» **Dataset content**:
────────
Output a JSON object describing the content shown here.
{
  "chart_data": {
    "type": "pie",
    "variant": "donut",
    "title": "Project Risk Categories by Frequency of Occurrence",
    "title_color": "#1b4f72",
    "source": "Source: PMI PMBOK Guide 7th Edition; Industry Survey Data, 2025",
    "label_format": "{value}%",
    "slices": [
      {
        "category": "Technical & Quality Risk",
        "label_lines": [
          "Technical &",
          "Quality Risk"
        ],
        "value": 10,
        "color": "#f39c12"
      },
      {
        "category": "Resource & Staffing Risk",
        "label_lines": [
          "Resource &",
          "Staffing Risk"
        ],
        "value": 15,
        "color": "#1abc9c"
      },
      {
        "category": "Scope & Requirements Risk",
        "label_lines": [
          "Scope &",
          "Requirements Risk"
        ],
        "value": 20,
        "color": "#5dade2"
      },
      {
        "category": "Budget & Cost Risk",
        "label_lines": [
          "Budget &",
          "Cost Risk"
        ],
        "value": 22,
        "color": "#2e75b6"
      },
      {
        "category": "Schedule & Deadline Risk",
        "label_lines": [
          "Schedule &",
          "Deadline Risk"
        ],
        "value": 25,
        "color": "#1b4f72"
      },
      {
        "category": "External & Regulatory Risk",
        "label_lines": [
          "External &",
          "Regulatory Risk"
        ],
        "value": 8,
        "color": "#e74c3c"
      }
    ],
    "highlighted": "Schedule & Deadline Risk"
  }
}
────────
» **Job**: Using the listing above, state the number of lines that hold "Cost", with no other text.

» **Full solution**: 2